_Problem to work on_
Identify each line in the records below that contains the word "fenitoína", and copy it.

_Material for this task_
* BEGIN *

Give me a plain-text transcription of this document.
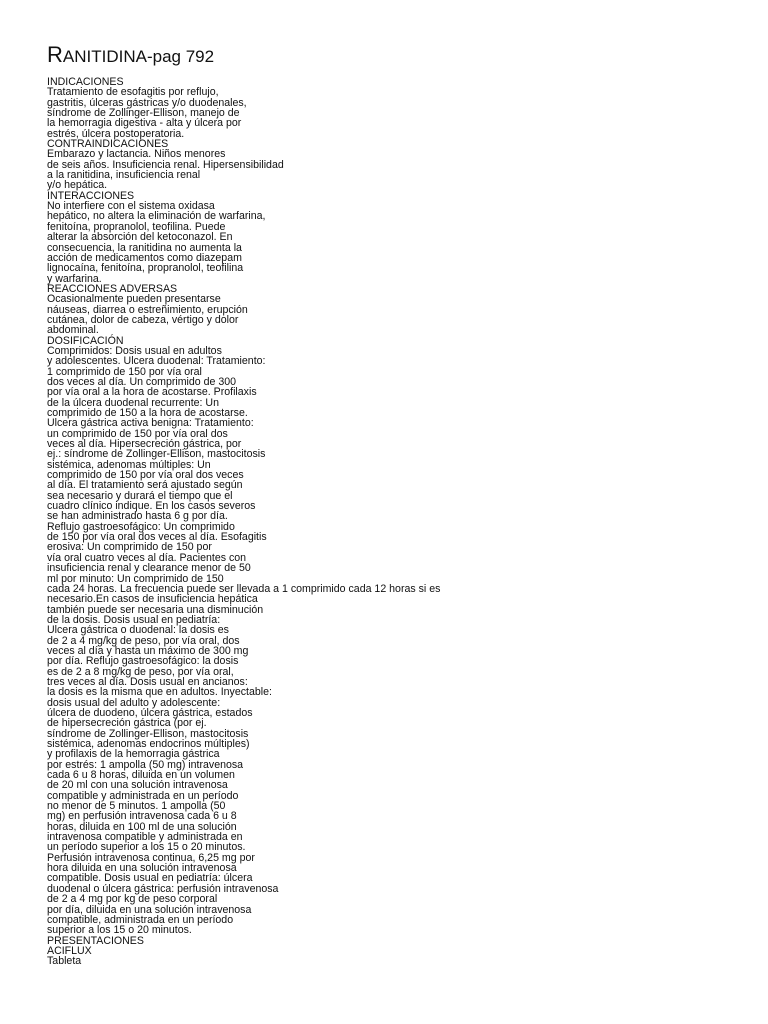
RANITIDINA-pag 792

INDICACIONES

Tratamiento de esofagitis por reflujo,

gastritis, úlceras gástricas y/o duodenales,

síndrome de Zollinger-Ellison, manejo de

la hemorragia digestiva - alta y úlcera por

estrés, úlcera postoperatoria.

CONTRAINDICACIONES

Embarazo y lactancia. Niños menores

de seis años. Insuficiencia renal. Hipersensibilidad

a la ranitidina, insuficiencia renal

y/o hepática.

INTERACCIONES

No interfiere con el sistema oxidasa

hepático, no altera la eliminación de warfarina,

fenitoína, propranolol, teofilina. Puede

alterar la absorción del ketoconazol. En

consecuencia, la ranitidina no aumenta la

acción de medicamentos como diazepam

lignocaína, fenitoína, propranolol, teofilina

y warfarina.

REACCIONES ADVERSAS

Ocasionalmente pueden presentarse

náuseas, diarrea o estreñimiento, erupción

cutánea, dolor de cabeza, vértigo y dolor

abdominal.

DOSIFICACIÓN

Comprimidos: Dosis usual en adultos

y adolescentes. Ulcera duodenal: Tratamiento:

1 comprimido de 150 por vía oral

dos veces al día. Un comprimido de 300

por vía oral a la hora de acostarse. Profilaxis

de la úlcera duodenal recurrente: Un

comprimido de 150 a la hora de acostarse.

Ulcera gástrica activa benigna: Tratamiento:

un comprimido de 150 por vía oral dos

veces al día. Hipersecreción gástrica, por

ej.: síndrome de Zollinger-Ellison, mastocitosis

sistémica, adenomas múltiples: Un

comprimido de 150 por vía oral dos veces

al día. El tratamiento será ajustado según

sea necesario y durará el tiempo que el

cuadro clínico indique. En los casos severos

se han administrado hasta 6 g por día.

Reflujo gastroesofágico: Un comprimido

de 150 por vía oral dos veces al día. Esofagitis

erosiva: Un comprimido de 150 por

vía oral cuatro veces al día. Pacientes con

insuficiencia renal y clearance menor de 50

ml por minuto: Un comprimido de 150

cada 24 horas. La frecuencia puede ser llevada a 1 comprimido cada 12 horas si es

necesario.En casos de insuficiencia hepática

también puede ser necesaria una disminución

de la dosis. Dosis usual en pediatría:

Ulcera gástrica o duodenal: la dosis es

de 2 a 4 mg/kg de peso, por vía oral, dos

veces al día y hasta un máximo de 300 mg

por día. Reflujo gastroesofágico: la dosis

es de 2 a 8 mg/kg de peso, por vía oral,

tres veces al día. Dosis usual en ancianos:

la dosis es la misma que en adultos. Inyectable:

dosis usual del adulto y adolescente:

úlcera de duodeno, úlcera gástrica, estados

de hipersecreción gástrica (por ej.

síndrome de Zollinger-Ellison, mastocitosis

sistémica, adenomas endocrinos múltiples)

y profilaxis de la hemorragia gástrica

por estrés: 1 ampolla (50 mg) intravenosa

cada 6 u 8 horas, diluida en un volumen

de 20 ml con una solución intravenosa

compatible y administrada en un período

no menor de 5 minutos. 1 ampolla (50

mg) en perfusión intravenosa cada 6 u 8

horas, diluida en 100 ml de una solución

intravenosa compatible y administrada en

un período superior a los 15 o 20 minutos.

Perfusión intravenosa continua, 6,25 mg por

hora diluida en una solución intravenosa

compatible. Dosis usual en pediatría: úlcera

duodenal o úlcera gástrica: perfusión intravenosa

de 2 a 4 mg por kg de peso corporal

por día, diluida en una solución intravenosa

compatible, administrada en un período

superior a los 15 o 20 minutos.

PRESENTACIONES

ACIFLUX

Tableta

* END *
* BEGIN *

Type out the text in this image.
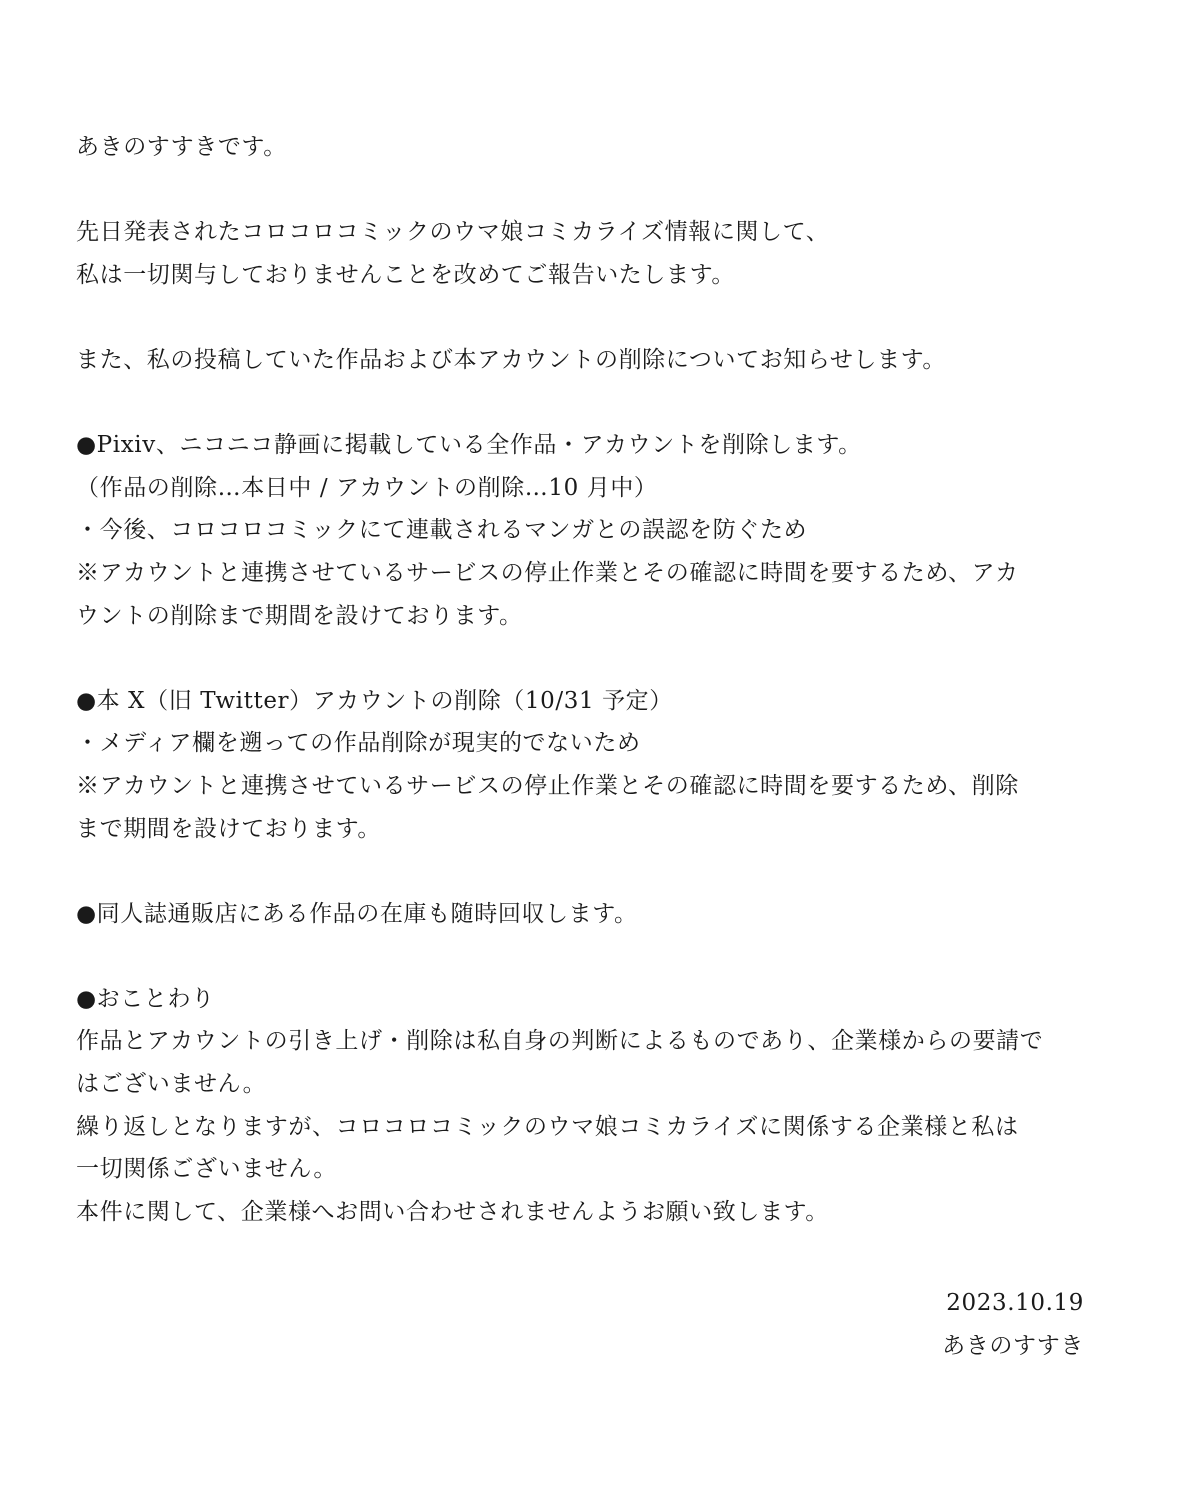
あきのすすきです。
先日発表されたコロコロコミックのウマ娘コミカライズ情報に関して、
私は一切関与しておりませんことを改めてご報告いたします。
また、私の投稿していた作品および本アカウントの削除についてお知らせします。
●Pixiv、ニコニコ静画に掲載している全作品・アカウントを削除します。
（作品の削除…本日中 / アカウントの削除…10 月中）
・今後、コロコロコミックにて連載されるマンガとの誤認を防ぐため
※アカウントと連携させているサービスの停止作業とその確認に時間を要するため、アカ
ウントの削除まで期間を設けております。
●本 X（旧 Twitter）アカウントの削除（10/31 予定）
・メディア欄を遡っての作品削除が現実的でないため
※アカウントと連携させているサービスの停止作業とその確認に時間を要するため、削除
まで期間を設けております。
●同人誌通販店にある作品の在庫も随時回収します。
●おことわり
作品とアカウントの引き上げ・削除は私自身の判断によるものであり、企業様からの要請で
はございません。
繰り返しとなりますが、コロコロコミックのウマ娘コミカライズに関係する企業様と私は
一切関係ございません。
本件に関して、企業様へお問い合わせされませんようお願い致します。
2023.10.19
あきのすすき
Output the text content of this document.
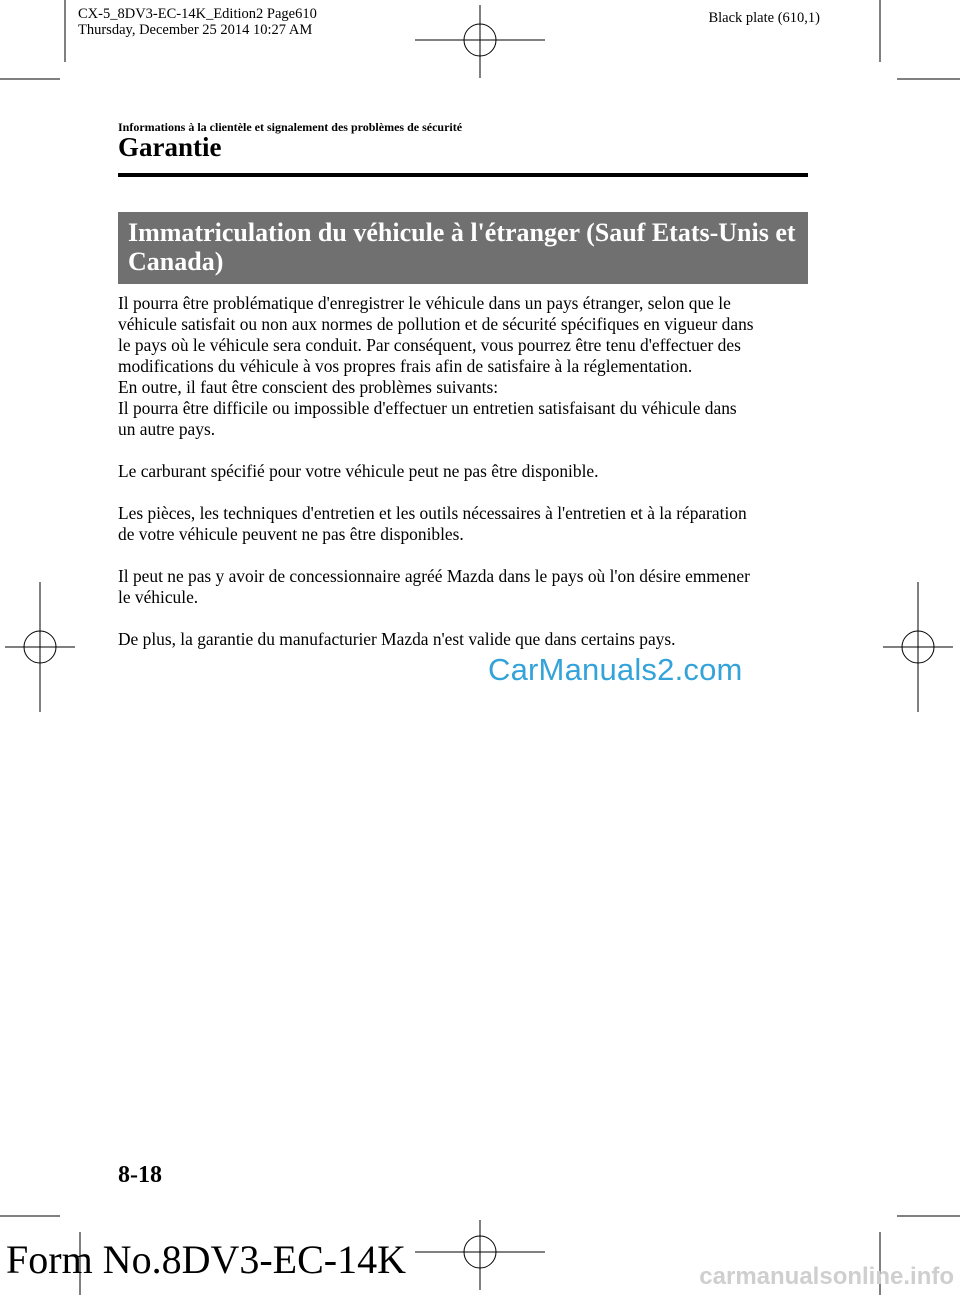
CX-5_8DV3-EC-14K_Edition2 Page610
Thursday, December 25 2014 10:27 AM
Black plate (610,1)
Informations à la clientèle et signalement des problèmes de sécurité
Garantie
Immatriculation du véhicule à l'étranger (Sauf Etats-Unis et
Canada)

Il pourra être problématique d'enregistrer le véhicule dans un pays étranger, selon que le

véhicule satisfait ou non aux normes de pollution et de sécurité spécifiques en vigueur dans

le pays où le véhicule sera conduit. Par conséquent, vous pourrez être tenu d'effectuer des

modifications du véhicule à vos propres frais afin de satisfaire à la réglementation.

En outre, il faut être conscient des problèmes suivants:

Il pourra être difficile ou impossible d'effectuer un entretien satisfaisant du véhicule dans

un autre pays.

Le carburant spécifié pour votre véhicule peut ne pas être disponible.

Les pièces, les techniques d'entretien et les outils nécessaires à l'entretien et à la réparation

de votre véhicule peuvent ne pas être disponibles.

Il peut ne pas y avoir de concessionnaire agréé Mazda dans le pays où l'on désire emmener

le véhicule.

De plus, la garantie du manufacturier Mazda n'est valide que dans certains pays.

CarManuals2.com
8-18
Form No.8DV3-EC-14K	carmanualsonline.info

* END *

_Output for this exercise_
fenitoína, propranolol, teofilina. Puede
lignocaína, fenitoína, propranolol, teofilina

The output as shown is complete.